--- Start of Supplied material ---

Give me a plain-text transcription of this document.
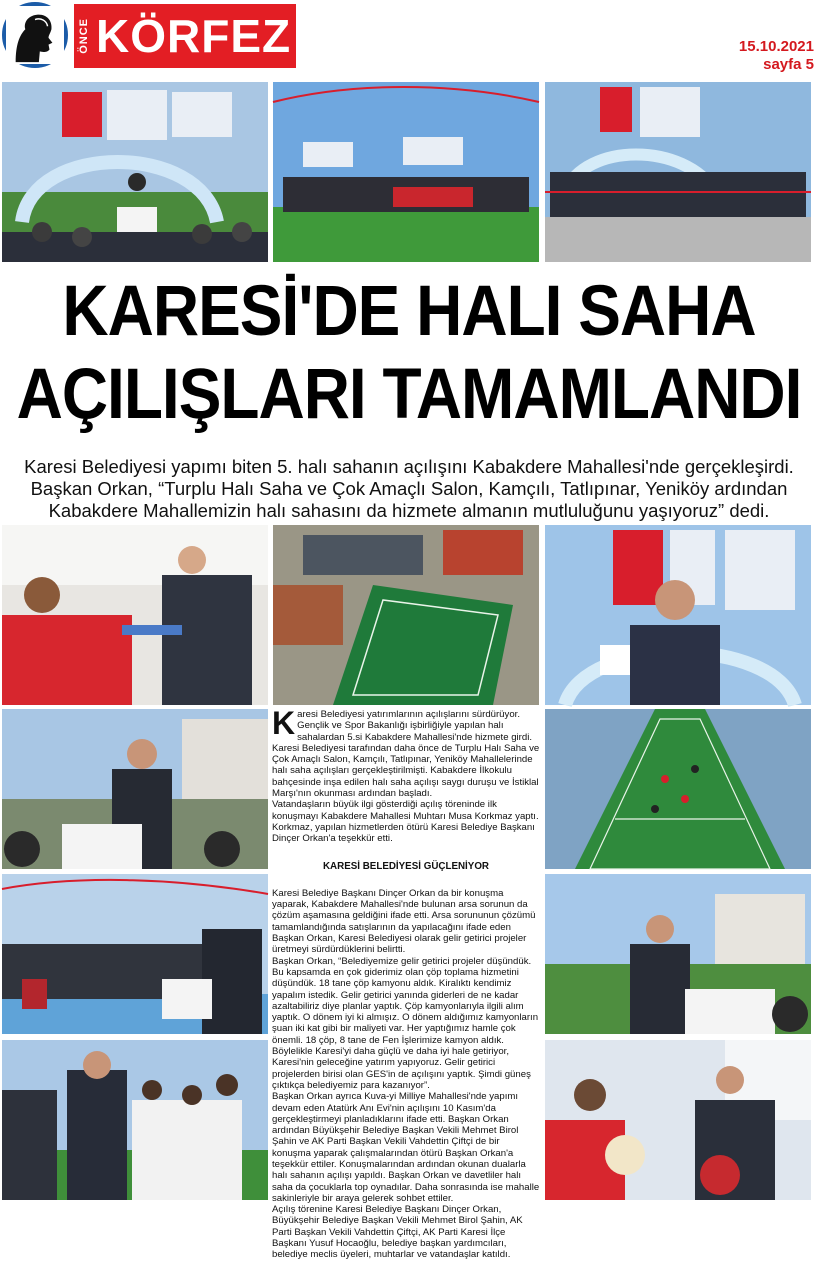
ÖNCE KÖRFEZ	15.10.2021
sayfa 5
KARESİ'DE HALI SAHA
AÇILIŞLARI TAMAMLANDI
Karesi Belediyesi yapımı biten 5. halı sahanın açılışını Kabakdere Mahallesi'nde gerçekleşirdi.
Başkan Orkan, “Turplu Halı Saha ve Çok Amaçlı Salon, Kamçılı, Tatlıpınar, Yeniköy ardından
Kabakdere Mahallemizin halı sahasını da hizmete almanın mutluluğunu yaşıyoruz” dedi.

Karesi Belediyesi yatırımlarının açılışlarını sürdürüyor. Gençlik ve Spor Bakanlığı işbirliğiyle yapılan halı sahalardan 5.si Kabakdere Mahallesi'nde hizmete girdi. Karesi Belediyesi tarafından daha önce de Turplu Halı Saha ve Çok Amaçlı Salon, Kamçılı, Tatlıpınar, Yeniköy Mahallelerinde halı saha açılışları gerçekleştirilmişti. Kabakdere İlkokulu bahçesinde inşa edilen halı saha açılışı saygı duruşu ve İstiklal Marşı'nın okunması ardından başladı.

Vatandaşların büyük ilgi gösterdiği açılış töreninde ilk konuşmayı Kabakdere Mahallesi Muhtarı Musa Korkmaz yaptı. Korkmaz, yapılan hizmetlerden ötürü Karesi Belediye Başkanı Dinçer Orkan'a teşekkür etti.

KARESİ BELEDİYESİ GÜÇLENİYOR

Karesi Belediye Başkanı Dinçer Orkan da bir konuşma yaparak, Kabakdere Mahallesi'nde bulunan arsa sorunun da çözüm aşamasına geldiğini ifade etti. Arsa sorununun çözümü tamamlandığında satışlarının da yapılacağını ifade eden Başkan Orkan, Karesi Belediyesi olarak gelir getirici projeler üretmeyi sürdürdüklerini belirtti.

Başkan Orkan, “Belediyemize gelir getirici projeler düşündük. Bu kapsamda en çok giderimiz olan çöp toplama hizmetini düşündük. 18 tane çöp kamyonu aldık. Kiralıktı kendimiz yapalım istedik. Gelir getirici yanında giderleri de ne kadar azaltabiliriz diye planlar yaptık. Çöp kamyonlarıyla ilgili alım yaptık. O dönem iyi ki almışız. O dönem aldığımız kamyonların şuan iki kat gibi bir maliyeti var. Her yaptığımız hamle çok önemli. 18 çöp, 8 tane de Fen İşlerimize kamyon aldık. Böylelikle Karesi'yi daha güçlü ve daha iyi hale getiriyor, Karesi'nin geleceğine yatırım yapıyoruz. Gelir getirici projelerden birisi olan GES'in de açılışını yaptık. Şimdi güneş çıktıkça belediyemiz para kazanıyor”.

Başkan Orkan ayrıca Kuva-yi Milliye Mahallesi'nde yapımı devam eden Atatürk Anı Evi'nin açılışını 10 Kasım'da gerçekleştirmeyi planladıklarını ifade etti. Başkan Orkan ardından Büyükşehir Belediye Başkan Vekili Mehmet Birol Şahin ve AK Parti Başkan Vekili Vahdettin Çiftçi de bir konuşma yaparak çalışmalarından ötürü Başkan Orkan'a teşekkür ettiler. Konuşmalarından ardından okunan dualarla halı sahanın açılışı yapıldı. Başkan Orkan ve davetliler halı saha da çocuklarla top oynadılar. Daha sonrasında ise mahalle sakinleriyle bir araya gelerek sohbet ettiler.

Açılış törenine Karesi Belediye Başkanı Dinçer Orkan, Büyükşehir Belediye Başkan Vekili Mehmet Birol Şahin, AK Parti Başkan Vekili Vahdettin Çiftçi, AK Parti Karesi İlçe Başkanı Yusuf Hocaoğlu, belediye başkan yardımcıları, belediye meclis üyeleri, muhtarlar ve vatandaşlar katıldı.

--- End of Supplied material ---

--- Description of the task ---
Print the records above exactly as they stand, but leave out the pictures.

--- Final result ---
Give me a plain-text transcription of this document.
ÖNCE KÖRFEZ	15.10.2021
sayfa 5
KARESİ'DE HALI SAHA
AÇILIŞLARI TAMAMLANDI
Karesi Belediyesi yapımı biten 5. halı sahanın açılışını Kabakdere Mahallesi'nde gerçekleşirdi.
Başkan Orkan, “Turplu Halı Saha ve Çok Amaçlı Salon, Kamçılı, Tatlıpınar, Yeniköy ardından
Kabakdere Mahallemizin halı sahasını da hizmete almanın mutluluğunu yaşıyoruz” dedi.

Karesi Belediyesi yatırımlarının açılışlarını sürdürüyor. Gençlik ve Spor Bakanlığı işbirliğiyle yapılan halı sahalardan 5.si Kabakdere Mahallesi'nde hizmete girdi. Karesi Belediyesi tarafından daha önce de Turplu Halı Saha ve Çok Amaçlı Salon, Kamçılı, Tatlıpınar, Yeniköy Mahallelerinde halı saha açılışları gerçekleştirilmişti. Kabakdere İlkokulu bahçesinde inşa edilen halı saha açılışı saygı duruşu ve İstiklal Marşı'nın okunması ardından başladı.

Vatandaşların büyük ilgi gösterdiği açılış töreninde ilk konuşmayı Kabakdere Mahallesi Muhtarı Musa Korkmaz yaptı. Korkmaz, yapılan hizmetlerden ötürü Karesi Belediye Başkanı Dinçer Orkan'a teşekkür etti.

KARESİ BELEDİYESİ GÜÇLENİYOR

Karesi Belediye Başkanı Dinçer Orkan da bir konuşma yaparak, Kabakdere Mahallesi'nde bulunan arsa sorunun da çözüm aşamasına geldiğini ifade etti. Arsa sorununun çözümü tamamlandığında satışlarının da yapılacağını ifade eden Başkan Orkan, Karesi Belediyesi olarak gelir getirici projeler üretmeyi sürdürdüklerini belirtti.

Başkan Orkan, “Belediyemize gelir getirici projeler düşündük. Bu kapsamda en çok giderimiz olan çöp toplama hizmetini düşündük. 18 tane çöp kamyonu aldık. Kiralıktı kendimiz yapalım istedik. Gelir getirici yanında giderleri de ne kadar azaltabiliriz diye planlar yaptık. Çöp kamyonlarıyla ilgili alım yaptık. O dönem iyi ki almışız. O dönem aldığımız kamyonların şuan iki kat gibi bir maliyeti var. Her yaptığımız hamle çok önemli. 18 çöp, 8 tane de Fen İşlerimize kamyon aldık. Böylelikle Karesi'yi daha güçlü ve daha iyi hale getiriyor, Karesi'nin geleceğine yatırım yapıyoruz. Gelir getirici projelerden birisi olan GES'in de açılışını yaptık. Şimdi güneş çıktıkça belediyemiz para kazanıyor”.

Başkan Orkan ayrıca Kuva-yi Milliye Mahallesi'nde yapımı devam eden Atatürk Anı Evi'nin açılışını 10 Kasım'da gerçekleştirmeyi planladıklarını ifade etti. Başkan Orkan ardından Büyükşehir Belediye Başkan Vekili Mehmet Birol Şahin ve AK Parti Başkan Vekili Vahdettin Çiftçi de bir konuşma yaparak çalışmalarından ötürü Başkan Orkan'a teşekkür ettiler. Konuşmalarından ardından okunan dualarla halı sahanın açılışı yapıldı. Başkan Orkan ve davetliler halı saha da çocuklarla top oynadılar. Daha sonrasında ise mahalle sakinleriyle bir araya gelerek sohbet ettiler.

Açılış törenine Karesi Belediye Başkanı Dinçer Orkan, Büyükşehir Belediye Başkan Vekili Mehmet Birol Şahin, AK Parti Başkan Vekili Vahdettin Çiftçi, AK Parti Karesi İlçe Başkanı Yusuf Hocaoğlu, belediye başkan yardımcıları, belediye meclis üyeleri, muhtarlar ve vatandaşlar katıldı.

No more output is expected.